Goal:
List each line of the data in which the string "this" appears.

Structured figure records
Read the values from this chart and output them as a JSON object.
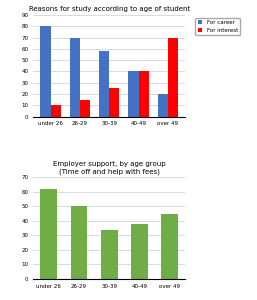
{
  "chart1": {
    "title": "Reasons for study according to age of student",
    "categories": [
      "under 26",
      "26-29",
      "30-39",
      "40-49",
      "over 49"
    ],
    "for_career": [
      80,
      70,
      58,
      40,
      20
    ],
    "for_interest": [
      10,
      15,
      25,
      40,
      70
    ],
    "career_color": "#4472C4",
    "interest_color": "#FF0000",
    "ylim": [
      0,
      90
    ],
    "yticks": [
      0,
      10,
      20,
      30,
      40,
      50,
      60,
      70,
      80,
      90
    ],
    "legend_labels": [
      "For career",
      "For interest"
    ]
  },
  "chart2": {
    "title": "Employer support, by age group\n(Time off and help with fees)",
    "categories": [
      "under 26",
      "26-29",
      "30-39",
      "40-49",
      "over 49"
    ],
    "values": [
      62,
      50,
      34,
      38,
      45
    ],
    "bar_color": "#70AD47",
    "ylim": [
      0,
      70
    ],
    "yticks": [
      0,
      10,
      20,
      30,
      40,
      50,
      60,
      70
    ]
  },
  "background_color": "#FFFFFF",
  "grid_color": "#CCCCCC"
}
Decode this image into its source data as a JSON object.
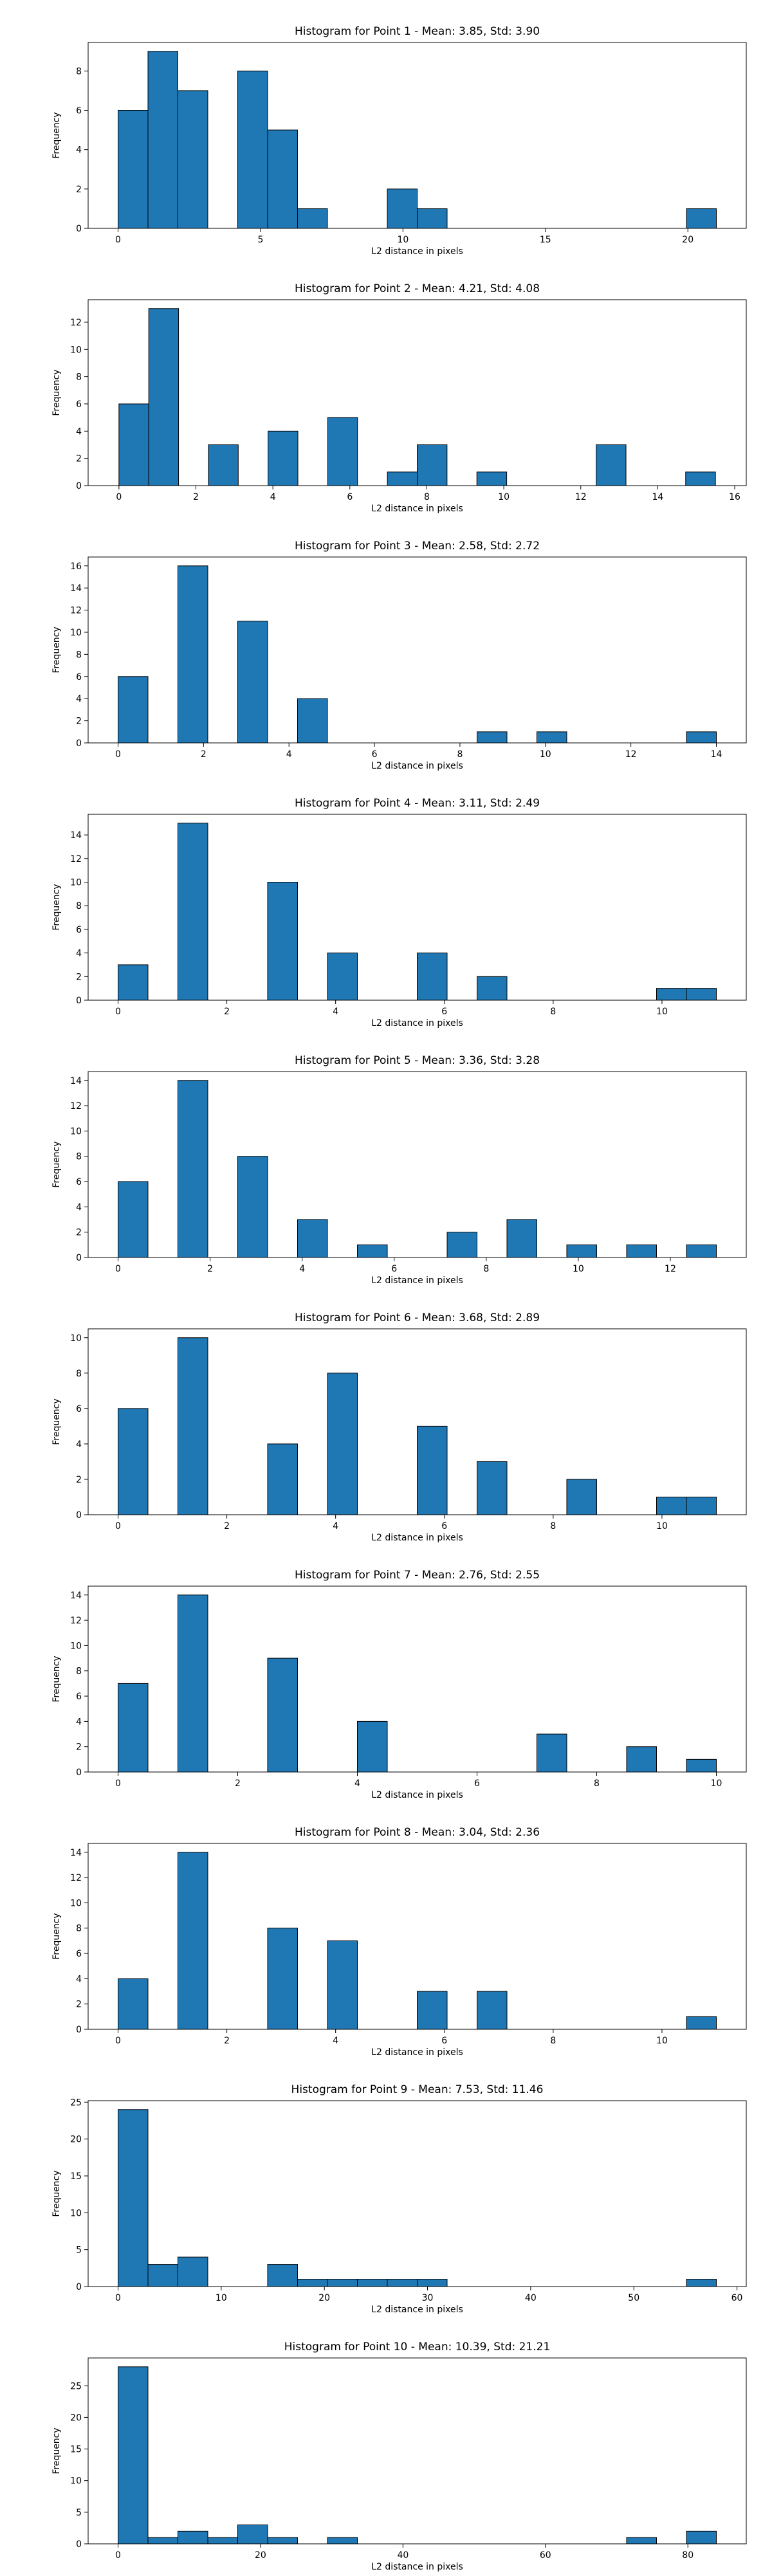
{
  "colors": {
    "bar_fill": "#1f77b4",
    "bar_edge": "#000000",
    "axis": "#000000"
  },
  "chart_data": [
    {
      "type": "bar",
      "title": "Histogram for Point 1 - Mean: 3.85, Std: 3.90",
      "xlabel": "L2 distance in pixels",
      "ylabel": "Frequency",
      "xlim": [
        -1.05,
        22.05
      ],
      "ylim": [
        0,
        9.45
      ],
      "xticks": [
        0,
        5,
        10,
        15,
        20
      ],
      "yticks": [
        0,
        2,
        4,
        6,
        8
      ],
      "bin_edges": [
        0,
        1.05,
        2.1,
        3.15,
        4.2,
        5.25,
        6.3,
        7.35,
        8.4,
        9.45,
        10.5,
        11.55,
        12.6,
        13.65,
        14.7,
        15.75,
        16.8,
        17.85,
        18.9,
        19.95,
        21.0
      ],
      "values": [
        6,
        9,
        7,
        0,
        8,
        5,
        1,
        0,
        0,
        2,
        1,
        0,
        0,
        0,
        0,
        0,
        0,
        0,
        0,
        1
      ]
    },
    {
      "type": "bar",
      "title": "Histogram for Point 2 - Mean: 4.21, Std: 4.08",
      "xlabel": "L2 distance in pixels",
      "ylabel": "Frequency",
      "xlim": [
        -0.8,
        16.3
      ],
      "ylim": [
        0,
        13.65
      ],
      "xticks": [
        0,
        2,
        4,
        6,
        8,
        10,
        12,
        14,
        16
      ],
      "yticks": [
        0,
        2,
        4,
        6,
        8,
        10,
        12
      ],
      "bin_edges": [
        0,
        0.775,
        1.55,
        2.325,
        3.1,
        3.875,
        4.65,
        5.425,
        6.2,
        6.975,
        7.75,
        8.525,
        9.3,
        10.075,
        10.85,
        11.625,
        12.4,
        13.175,
        13.95,
        14.725,
        15.5
      ],
      "values": [
        6,
        13,
        0,
        3,
        0,
        4,
        0,
        5,
        0,
        1,
        3,
        0,
        1,
        0,
        0,
        0,
        3,
        0,
        0,
        1
      ]
    },
    {
      "type": "bar",
      "title": "Histogram for Point 3 - Mean: 2.58, Std: 2.72",
      "xlabel": "L2 distance in pixels",
      "ylabel": "Frequency",
      "xlim": [
        -0.7,
        14.7
      ],
      "ylim": [
        0,
        16.8
      ],
      "xticks": [
        0,
        2,
        4,
        6,
        8,
        10,
        12,
        14
      ],
      "yticks": [
        0,
        2,
        4,
        6,
        8,
        10,
        12,
        14,
        16
      ],
      "bin_edges": [
        0,
        0.7,
        1.4,
        2.1,
        2.8,
        3.5,
        4.2,
        4.9,
        5.6,
        6.3,
        7.0,
        7.7,
        8.4,
        9.1,
        9.8,
        10.5,
        11.2,
        11.9,
        12.6,
        13.3,
        14.0
      ],
      "values": [
        6,
        0,
        16,
        0,
        11,
        0,
        4,
        0,
        0,
        0,
        0,
        0,
        1,
        0,
        1,
        0,
        0,
        0,
        0,
        1
      ]
    },
    {
      "type": "bar",
      "title": "Histogram for Point 4 - Mean: 3.11, Std: 2.49",
      "xlabel": "L2 distance in pixels",
      "ylabel": "Frequency",
      "xlim": [
        -0.55,
        11.55
      ],
      "ylim": [
        0,
        15.75
      ],
      "xticks": [
        0,
        2,
        4,
        6,
        8,
        10
      ],
      "yticks": [
        0,
        2,
        4,
        6,
        8,
        10,
        12,
        14
      ],
      "bin_edges": [
        0,
        0.55,
        1.1,
        1.65,
        2.2,
        2.75,
        3.3,
        3.85,
        4.4,
        4.95,
        5.5,
        6.05,
        6.6,
        7.15,
        7.7,
        8.25,
        8.8,
        9.35,
        9.9,
        10.45,
        11.0
      ],
      "values": [
        3,
        0,
        15,
        0,
        0,
        10,
        0,
        4,
        0,
        0,
        4,
        0,
        2,
        0,
        0,
        0,
        0,
        0,
        1,
        1
      ]
    },
    {
      "type": "bar",
      "title": "Histogram for Point 5 - Mean: 3.36, Std: 3.28",
      "xlabel": "L2 distance in pixels",
      "ylabel": "Frequency",
      "xlim": [
        -0.65,
        13.65
      ],
      "ylim": [
        0,
        14.7
      ],
      "xticks": [
        0,
        2,
        4,
        6,
        8,
        10,
        12
      ],
      "yticks": [
        0,
        2,
        4,
        6,
        8,
        10,
        12,
        14
      ],
      "bin_edges": [
        0,
        0.65,
        1.3,
        1.95,
        2.6,
        3.25,
        3.9,
        4.55,
        5.2,
        5.85,
        6.5,
        7.15,
        7.8,
        8.45,
        9.1,
        9.75,
        10.4,
        11.05,
        11.7,
        12.35,
        13.0
      ],
      "values": [
        6,
        0,
        14,
        0,
        8,
        0,
        3,
        0,
        1,
        0,
        0,
        2,
        0,
        3,
        0,
        1,
        0,
        1,
        0,
        1
      ]
    },
    {
      "type": "bar",
      "title": "Histogram for Point 6 - Mean: 3.68, Std: 2.89",
      "xlabel": "L2 distance in pixels",
      "ylabel": "Frequency",
      "xlim": [
        -0.55,
        11.55
      ],
      "ylim": [
        0,
        10.5
      ],
      "xticks": [
        0,
        2,
        4,
        6,
        8,
        10
      ],
      "yticks": [
        0,
        2,
        4,
        6,
        8,
        10
      ],
      "bin_edges": [
        0,
        0.55,
        1.1,
        1.65,
        2.2,
        2.75,
        3.3,
        3.85,
        4.4,
        4.95,
        5.5,
        6.05,
        6.6,
        7.15,
        7.7,
        8.25,
        8.8,
        9.35,
        9.9,
        10.45,
        11.0
      ],
      "values": [
        6,
        0,
        10,
        0,
        0,
        4,
        0,
        8,
        0,
        0,
        5,
        0,
        3,
        0,
        0,
        2,
        0,
        0,
        1,
        1
      ]
    },
    {
      "type": "bar",
      "title": "Histogram for Point 7 - Mean: 2.76, Std: 2.55",
      "xlabel": "L2 distance in pixels",
      "ylabel": "Frequency",
      "xlim": [
        -0.5,
        10.5
      ],
      "ylim": [
        0,
        14.7
      ],
      "xticks": [
        0,
        2,
        4,
        6,
        8,
        10
      ],
      "yticks": [
        0,
        2,
        4,
        6,
        8,
        10,
        12,
        14
      ],
      "bin_edges": [
        0,
        0.5,
        1.0,
        1.5,
        2.0,
        2.5,
        3.0,
        3.5,
        4.0,
        4.5,
        5.0,
        5.5,
        6.0,
        6.5,
        7.0,
        7.5,
        8.0,
        8.5,
        9.0,
        9.5,
        10.0
      ],
      "values": [
        7,
        0,
        14,
        0,
        0,
        9,
        0,
        0,
        4,
        0,
        0,
        0,
        0,
        0,
        3,
        0,
        0,
        2,
        0,
        1
      ]
    },
    {
      "type": "bar",
      "title": "Histogram for Point 8 - Mean: 3.04, Std: 2.36",
      "xlabel": "L2 distance in pixels",
      "ylabel": "Frequency",
      "xlim": [
        -0.55,
        11.55
      ],
      "ylim": [
        0,
        14.7
      ],
      "xticks": [
        0,
        2,
        4,
        6,
        8,
        10
      ],
      "yticks": [
        0,
        2,
        4,
        6,
        8,
        10,
        12,
        14
      ],
      "bin_edges": [
        0,
        0.55,
        1.1,
        1.65,
        2.2,
        2.75,
        3.3,
        3.85,
        4.4,
        4.95,
        5.5,
        6.05,
        6.6,
        7.15,
        7.7,
        8.25,
        8.8,
        9.35,
        9.9,
        10.45,
        11.0
      ],
      "values": [
        4,
        0,
        14,
        0,
        0,
        8,
        0,
        7,
        0,
        0,
        3,
        0,
        3,
        0,
        0,
        0,
        0,
        0,
        0,
        1
      ]
    },
    {
      "type": "bar",
      "title": "Histogram for Point 9 - Mean: 7.53, Std: 11.46",
      "xlabel": "L2 distance in pixels",
      "ylabel": "Frequency",
      "xlim": [
        -2.9,
        60.9
      ],
      "ylim": [
        0,
        25.2
      ],
      "xticks": [
        0,
        10,
        20,
        30,
        40,
        50,
        60
      ],
      "yticks": [
        0,
        5,
        10,
        15,
        20,
        25
      ],
      "bin_edges": [
        0,
        2.9,
        5.8,
        8.7,
        11.6,
        14.5,
        17.4,
        20.3,
        23.2,
        26.1,
        29.0,
        31.9,
        34.8,
        37.7,
        40.6,
        43.5,
        46.4,
        49.3,
        52.2,
        55.1,
        58.0
      ],
      "values": [
        24,
        3,
        4,
        0,
        0,
        3,
        1,
        1,
        1,
        1,
        1,
        0,
        0,
        0,
        0,
        0,
        0,
        0,
        0,
        1
      ]
    },
    {
      "type": "bar",
      "title": "Histogram for Point 10 - Mean: 10.39, Std: 21.21",
      "xlabel": "L2 distance in pixels",
      "ylabel": "Frequency",
      "xlim": [
        -4.2,
        88.2
      ],
      "ylim": [
        0,
        29.4
      ],
      "xticks": [
        0,
        20,
        40,
        60,
        80
      ],
      "yticks": [
        0,
        5,
        10,
        15,
        20,
        25
      ],
      "bin_edges": [
        0,
        4.2,
        8.4,
        12.6,
        16.8,
        21.0,
        25.2,
        29.4,
        33.6,
        37.8,
        42.0,
        46.2,
        50.4,
        54.6,
        58.8,
        63.0,
        67.2,
        71.4,
        75.6,
        79.8,
        84.0
      ],
      "values": [
        28,
        1,
        2,
        1,
        3,
        1,
        0,
        1,
        0,
        0,
        0,
        0,
        0,
        0,
        0,
        0,
        0,
        1,
        0,
        2
      ]
    }
  ]
}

Correct answer:
Read the values from this chart and output them as a JSON object.
Decode this image into its source data as a JSON object.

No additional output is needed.